Exercise details: From the entries below, copy every line where the string "ignis" appears.

Saved data entries:
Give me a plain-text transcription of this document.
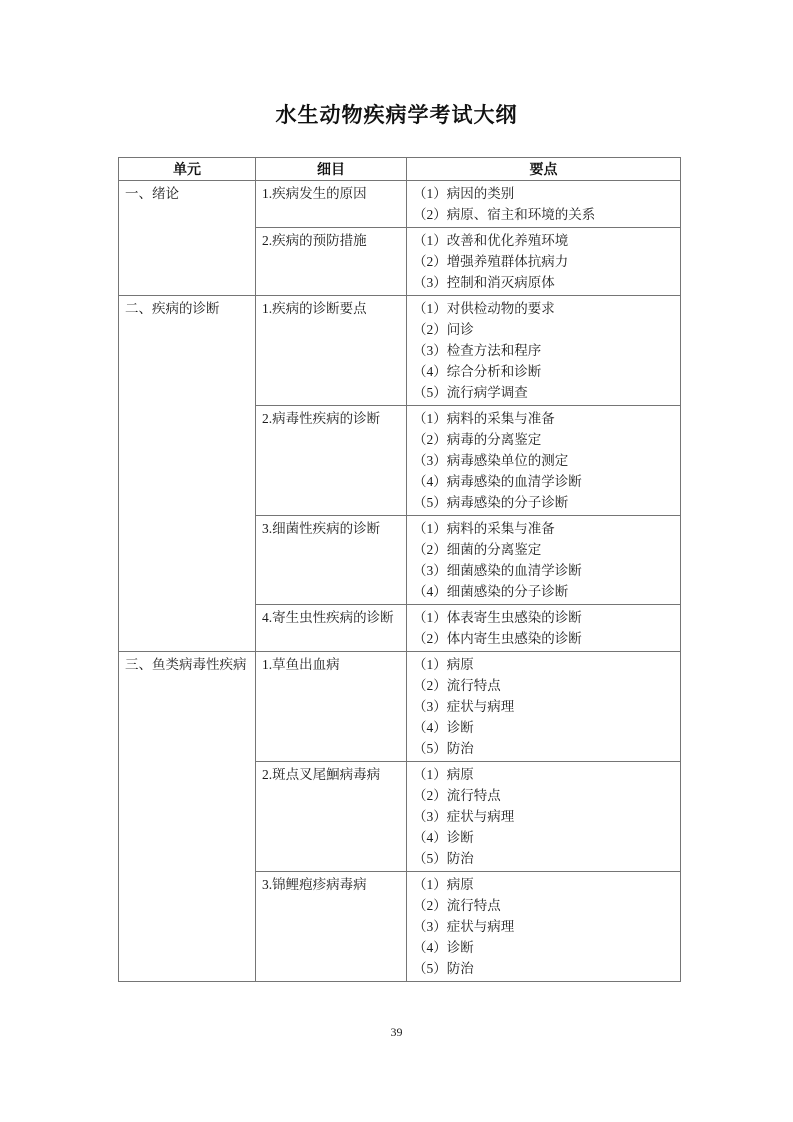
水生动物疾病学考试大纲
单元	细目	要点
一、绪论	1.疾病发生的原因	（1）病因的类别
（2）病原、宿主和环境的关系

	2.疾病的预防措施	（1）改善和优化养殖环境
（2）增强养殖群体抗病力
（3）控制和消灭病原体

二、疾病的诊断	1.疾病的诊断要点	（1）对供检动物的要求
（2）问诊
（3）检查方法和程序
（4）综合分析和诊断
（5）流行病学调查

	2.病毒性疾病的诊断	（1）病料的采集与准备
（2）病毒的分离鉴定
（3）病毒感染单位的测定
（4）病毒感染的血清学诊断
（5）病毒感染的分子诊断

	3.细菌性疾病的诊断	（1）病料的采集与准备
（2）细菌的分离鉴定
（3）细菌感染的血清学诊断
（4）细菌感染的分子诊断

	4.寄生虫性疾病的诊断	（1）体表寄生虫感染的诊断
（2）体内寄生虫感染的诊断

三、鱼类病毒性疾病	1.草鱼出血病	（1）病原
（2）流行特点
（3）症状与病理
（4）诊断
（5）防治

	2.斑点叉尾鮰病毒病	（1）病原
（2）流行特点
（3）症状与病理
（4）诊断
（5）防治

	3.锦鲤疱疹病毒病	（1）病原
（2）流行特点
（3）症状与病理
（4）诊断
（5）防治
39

--

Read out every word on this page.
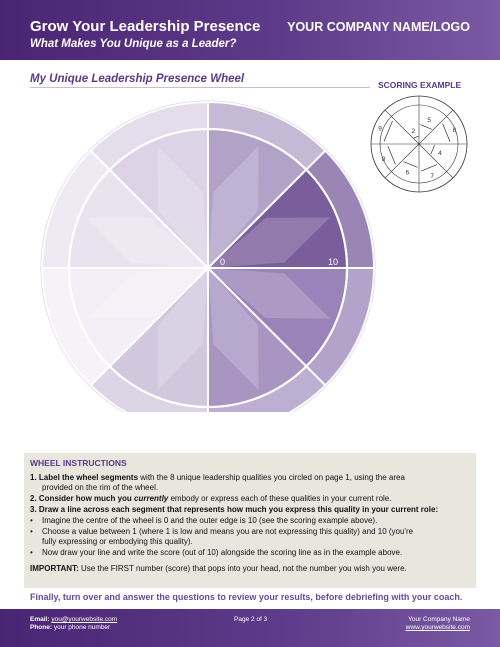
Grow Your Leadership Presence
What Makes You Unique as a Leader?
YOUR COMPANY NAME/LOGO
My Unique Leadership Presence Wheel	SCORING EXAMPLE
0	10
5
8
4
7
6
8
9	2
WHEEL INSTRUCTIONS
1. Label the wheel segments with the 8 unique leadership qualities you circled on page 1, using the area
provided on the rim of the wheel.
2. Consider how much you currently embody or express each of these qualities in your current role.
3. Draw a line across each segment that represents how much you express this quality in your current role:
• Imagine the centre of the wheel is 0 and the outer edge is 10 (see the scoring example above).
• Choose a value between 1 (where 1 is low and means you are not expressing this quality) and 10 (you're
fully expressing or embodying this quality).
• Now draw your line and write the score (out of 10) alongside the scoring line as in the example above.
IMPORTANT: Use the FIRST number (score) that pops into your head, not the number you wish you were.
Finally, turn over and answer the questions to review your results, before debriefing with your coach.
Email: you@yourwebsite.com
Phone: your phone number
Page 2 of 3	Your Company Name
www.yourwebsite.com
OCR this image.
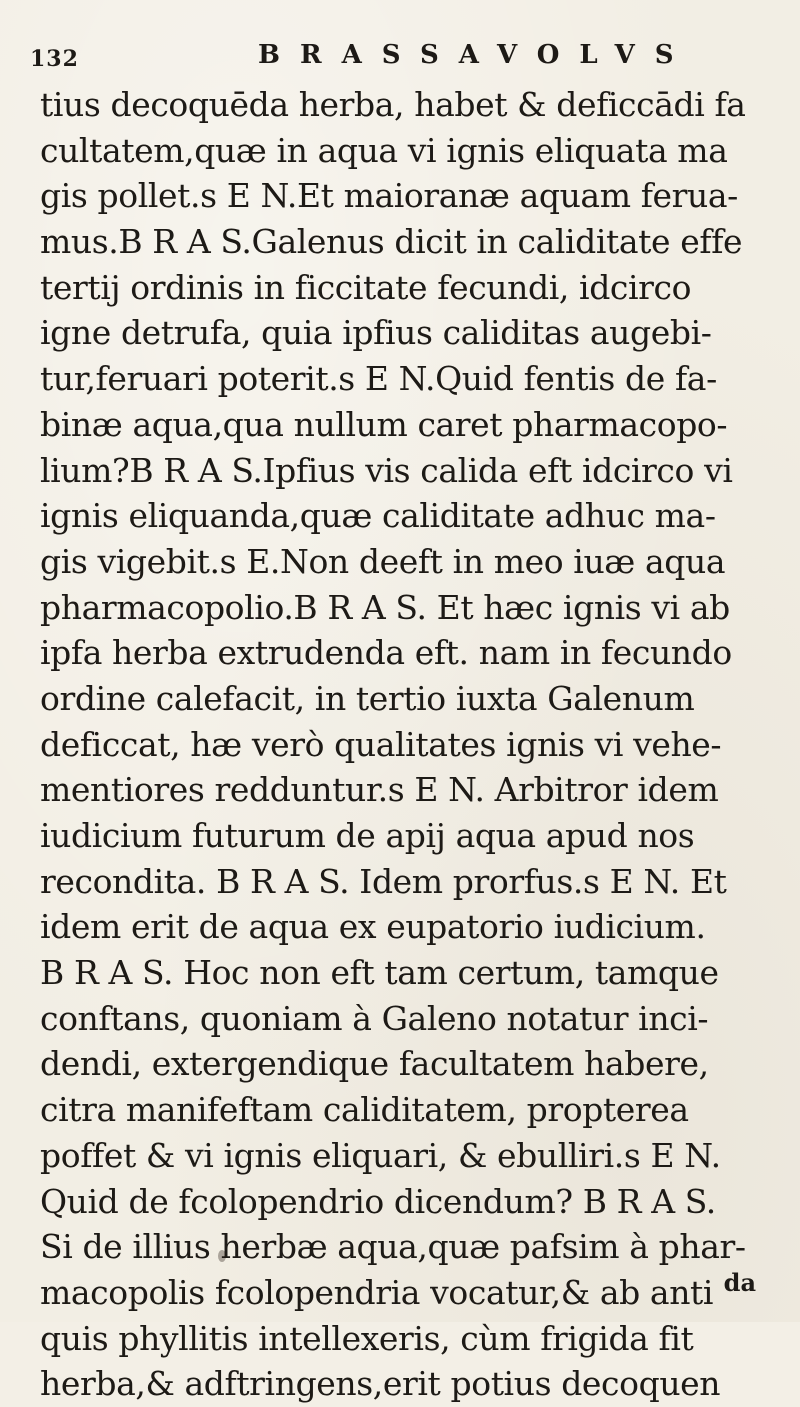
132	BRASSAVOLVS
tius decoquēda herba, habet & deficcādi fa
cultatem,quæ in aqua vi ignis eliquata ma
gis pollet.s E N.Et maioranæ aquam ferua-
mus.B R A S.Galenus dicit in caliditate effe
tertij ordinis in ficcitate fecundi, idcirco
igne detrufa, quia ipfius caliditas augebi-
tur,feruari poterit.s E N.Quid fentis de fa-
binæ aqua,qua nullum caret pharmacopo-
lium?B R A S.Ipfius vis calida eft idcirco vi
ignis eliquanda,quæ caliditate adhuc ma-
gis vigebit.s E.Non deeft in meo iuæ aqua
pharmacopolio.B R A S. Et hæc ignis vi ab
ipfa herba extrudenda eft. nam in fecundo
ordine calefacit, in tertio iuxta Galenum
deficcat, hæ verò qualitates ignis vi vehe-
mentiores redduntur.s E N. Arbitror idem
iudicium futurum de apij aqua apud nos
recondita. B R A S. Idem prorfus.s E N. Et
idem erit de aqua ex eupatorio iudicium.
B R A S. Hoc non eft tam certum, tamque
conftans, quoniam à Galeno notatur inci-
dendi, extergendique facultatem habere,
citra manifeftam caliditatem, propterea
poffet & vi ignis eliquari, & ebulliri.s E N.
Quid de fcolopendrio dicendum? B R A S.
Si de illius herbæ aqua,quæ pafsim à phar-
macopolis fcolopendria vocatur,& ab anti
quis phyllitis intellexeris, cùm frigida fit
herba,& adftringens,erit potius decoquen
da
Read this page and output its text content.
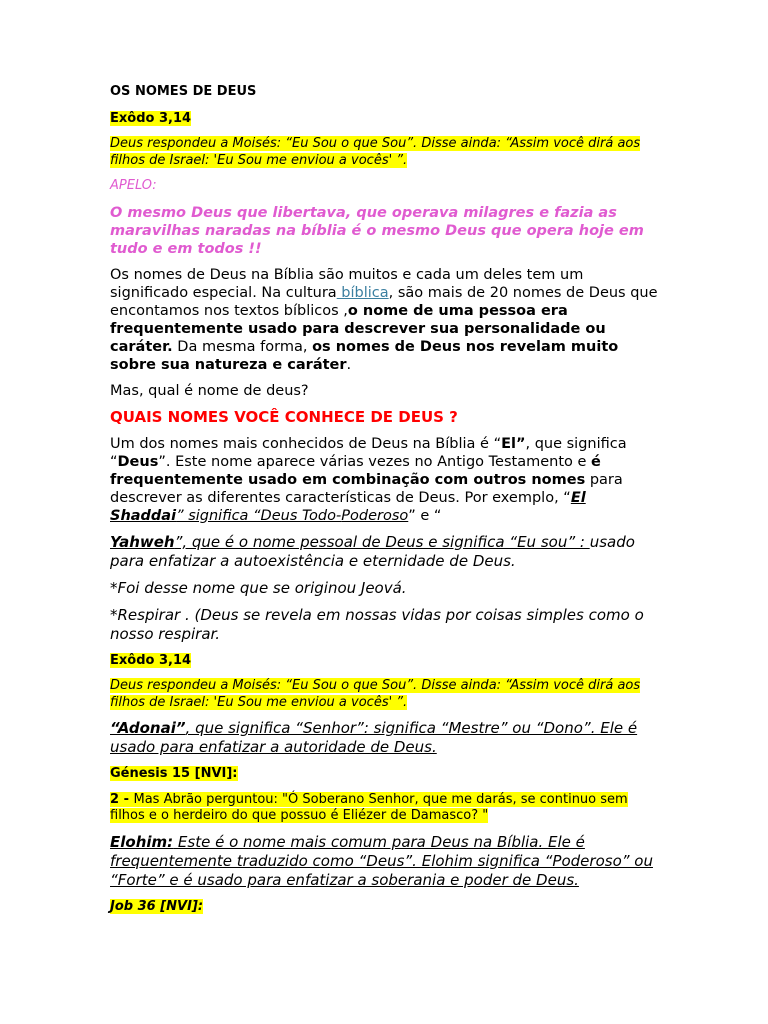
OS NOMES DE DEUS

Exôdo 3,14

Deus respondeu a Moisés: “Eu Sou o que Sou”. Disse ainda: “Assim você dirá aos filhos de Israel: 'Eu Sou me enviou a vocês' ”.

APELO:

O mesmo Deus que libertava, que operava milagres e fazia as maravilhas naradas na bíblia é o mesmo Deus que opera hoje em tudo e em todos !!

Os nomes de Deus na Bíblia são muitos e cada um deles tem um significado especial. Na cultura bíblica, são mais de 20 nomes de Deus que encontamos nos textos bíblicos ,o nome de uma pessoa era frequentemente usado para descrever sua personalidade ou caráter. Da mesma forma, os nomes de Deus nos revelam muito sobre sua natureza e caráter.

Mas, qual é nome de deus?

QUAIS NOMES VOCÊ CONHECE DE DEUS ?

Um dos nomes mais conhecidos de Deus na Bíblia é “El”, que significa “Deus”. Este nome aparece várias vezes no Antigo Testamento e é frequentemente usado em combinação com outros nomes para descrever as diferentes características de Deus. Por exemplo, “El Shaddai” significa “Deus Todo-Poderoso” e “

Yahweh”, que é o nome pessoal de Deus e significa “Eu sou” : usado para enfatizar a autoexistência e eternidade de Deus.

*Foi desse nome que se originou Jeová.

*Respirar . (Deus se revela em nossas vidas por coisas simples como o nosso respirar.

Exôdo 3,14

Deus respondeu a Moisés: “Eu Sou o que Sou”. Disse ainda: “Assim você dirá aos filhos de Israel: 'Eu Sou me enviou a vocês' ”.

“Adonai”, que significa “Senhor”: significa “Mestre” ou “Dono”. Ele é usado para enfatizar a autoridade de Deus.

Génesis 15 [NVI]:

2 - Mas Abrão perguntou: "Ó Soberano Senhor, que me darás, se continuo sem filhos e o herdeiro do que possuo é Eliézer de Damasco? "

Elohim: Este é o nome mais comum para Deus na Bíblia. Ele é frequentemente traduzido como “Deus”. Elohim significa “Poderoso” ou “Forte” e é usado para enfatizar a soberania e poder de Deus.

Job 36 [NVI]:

Output below:
cultatem,quæ in aqua vi ignis eliquata ma
ignis eliquanda,quæ caliditate adhuc ma-
pharmacopolio.B R A S. Et hæc ignis vi ab
deficcat, hæ verò qualitates ignis vi vehe-
poffet & vi ignis eliquari, & ebulliri.s E N.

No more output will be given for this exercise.